**书面题目 A:** 提取文本中给出的时间限制是多少？

**提取文本:**
********************
HDU 3416 Marriage Match IV（最大流+最短路）

Marriage Match IV

Time Limit: 2000/1000 MS (Java/Others)    Memory Limit: 32768/32768 K (Java/Others)
Total Submission(s): 5225    Accepted Submission(s): 1549

 

Problem Description

Do not sincere non-interference。
Like that show, now starvae also take part in a show, but it take place between city A and B. Starvae is in city A and girls are in city B. Every time starvae can get to city B and make a data with a girl he likes. But there are two problems with it, one is starvae must get to B within least time, it's said that he must take a shortest path. Other is no road can be taken more than once. While the city starvae passed away can been taken more than once. 


So, under a good RP, starvae may have many chances to get to city B. But he don't know how many chances at most he can make a data with the girl he likes . Could you help starvae?
********************
**可用记录:**
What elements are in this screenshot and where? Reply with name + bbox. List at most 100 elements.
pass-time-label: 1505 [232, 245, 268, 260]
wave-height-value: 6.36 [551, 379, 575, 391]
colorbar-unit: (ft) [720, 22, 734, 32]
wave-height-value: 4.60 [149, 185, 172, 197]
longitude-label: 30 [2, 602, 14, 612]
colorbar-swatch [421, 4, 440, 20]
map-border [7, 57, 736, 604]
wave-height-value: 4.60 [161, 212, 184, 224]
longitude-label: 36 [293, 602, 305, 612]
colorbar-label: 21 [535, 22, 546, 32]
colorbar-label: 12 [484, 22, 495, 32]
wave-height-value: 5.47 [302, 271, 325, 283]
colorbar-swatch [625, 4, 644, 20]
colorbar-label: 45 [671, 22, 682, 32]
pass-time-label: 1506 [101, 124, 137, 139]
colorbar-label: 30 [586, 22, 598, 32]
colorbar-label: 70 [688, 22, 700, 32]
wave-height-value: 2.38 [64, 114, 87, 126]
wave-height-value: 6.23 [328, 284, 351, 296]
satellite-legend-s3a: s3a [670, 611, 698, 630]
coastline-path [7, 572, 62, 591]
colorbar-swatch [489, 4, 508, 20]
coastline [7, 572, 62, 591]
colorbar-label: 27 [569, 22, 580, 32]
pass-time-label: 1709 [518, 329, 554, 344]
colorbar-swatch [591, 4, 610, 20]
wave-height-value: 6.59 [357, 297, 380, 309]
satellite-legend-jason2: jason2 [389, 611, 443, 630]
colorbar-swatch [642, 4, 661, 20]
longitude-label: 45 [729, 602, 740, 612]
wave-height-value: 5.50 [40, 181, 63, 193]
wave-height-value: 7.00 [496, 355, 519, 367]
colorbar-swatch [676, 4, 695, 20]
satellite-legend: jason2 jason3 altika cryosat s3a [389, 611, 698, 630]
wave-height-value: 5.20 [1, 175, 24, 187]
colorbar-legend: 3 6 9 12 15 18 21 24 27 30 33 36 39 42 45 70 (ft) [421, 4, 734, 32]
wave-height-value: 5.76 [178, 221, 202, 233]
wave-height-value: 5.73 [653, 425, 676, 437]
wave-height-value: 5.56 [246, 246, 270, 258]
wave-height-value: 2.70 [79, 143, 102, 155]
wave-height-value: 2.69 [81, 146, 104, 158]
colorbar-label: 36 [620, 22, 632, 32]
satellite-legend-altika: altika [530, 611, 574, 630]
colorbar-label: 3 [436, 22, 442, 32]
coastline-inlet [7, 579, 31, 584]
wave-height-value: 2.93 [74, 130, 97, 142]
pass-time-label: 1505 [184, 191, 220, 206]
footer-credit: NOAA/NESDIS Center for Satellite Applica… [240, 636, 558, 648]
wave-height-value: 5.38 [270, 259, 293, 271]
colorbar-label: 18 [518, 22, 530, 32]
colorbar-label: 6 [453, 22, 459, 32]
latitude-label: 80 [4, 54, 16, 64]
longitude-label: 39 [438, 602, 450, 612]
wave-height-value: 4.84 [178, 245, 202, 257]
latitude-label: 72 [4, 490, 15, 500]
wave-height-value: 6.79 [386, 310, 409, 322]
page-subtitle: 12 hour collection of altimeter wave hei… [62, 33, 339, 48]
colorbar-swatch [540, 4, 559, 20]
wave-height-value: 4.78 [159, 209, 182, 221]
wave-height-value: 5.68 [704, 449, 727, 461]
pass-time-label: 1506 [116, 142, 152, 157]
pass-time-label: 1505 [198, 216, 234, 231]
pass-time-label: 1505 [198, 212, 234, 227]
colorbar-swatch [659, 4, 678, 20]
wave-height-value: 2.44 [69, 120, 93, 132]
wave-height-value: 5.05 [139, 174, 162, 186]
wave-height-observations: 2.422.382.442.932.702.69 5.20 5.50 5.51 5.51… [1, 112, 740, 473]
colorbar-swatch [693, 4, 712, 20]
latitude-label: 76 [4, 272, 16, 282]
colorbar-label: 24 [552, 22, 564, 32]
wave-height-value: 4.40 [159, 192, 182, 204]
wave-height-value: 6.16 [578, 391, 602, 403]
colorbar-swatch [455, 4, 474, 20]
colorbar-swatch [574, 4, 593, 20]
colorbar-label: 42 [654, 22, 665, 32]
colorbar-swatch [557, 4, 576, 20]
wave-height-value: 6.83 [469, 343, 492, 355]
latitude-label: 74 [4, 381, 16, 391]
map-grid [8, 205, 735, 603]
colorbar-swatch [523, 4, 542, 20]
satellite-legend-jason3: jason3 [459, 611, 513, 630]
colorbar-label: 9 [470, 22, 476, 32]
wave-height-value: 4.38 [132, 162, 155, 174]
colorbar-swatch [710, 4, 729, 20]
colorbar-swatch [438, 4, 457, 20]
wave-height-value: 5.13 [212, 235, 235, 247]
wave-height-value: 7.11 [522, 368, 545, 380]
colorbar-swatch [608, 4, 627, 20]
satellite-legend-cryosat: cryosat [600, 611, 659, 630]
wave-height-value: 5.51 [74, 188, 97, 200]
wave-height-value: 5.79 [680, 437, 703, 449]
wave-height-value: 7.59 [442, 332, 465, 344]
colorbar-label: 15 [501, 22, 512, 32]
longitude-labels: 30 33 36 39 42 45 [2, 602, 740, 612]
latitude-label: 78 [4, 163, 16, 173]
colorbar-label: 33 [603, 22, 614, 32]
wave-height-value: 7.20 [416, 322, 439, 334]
********************
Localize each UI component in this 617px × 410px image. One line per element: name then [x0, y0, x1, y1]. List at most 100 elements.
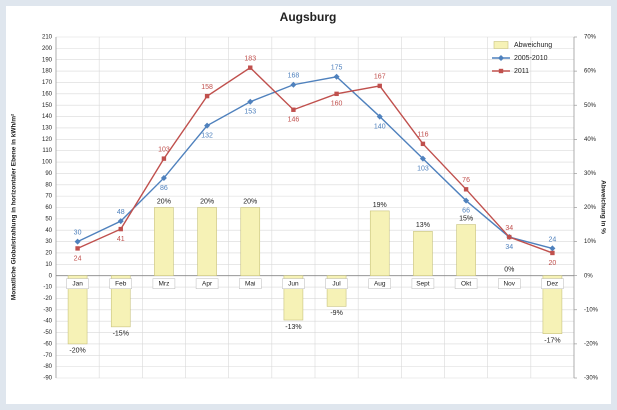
********************
**书面题目 B:** 把记录整理成两列 CSV，列名为 input 和 output：从含有“What elements are”的那一行开始，到含有“longitude-label: 30 [2, 602, 14, 612]”的那一行为止，两端都算在内。每条请求占一行，请求文本和它的回答各放进一个带引号的字段，换行改成空格。

**完整回答 A:** 2000/1000 MS（Java/Others）

**完整回答 B:**
input,output
"What elements are in this screenshot and where? Reply with name + bbox. List at most 100 elements.","pass-time-label: 1505 [232, 245, 268, 260] wave-height-value: 6.36 [551, 379, 575, 391] colorbar-unit: (ft) [720, 22, 734, 32] wave-height-value: 4.60 [149, 185, 172, 197] longitude-label: 30 [2, 602, 14, 612]"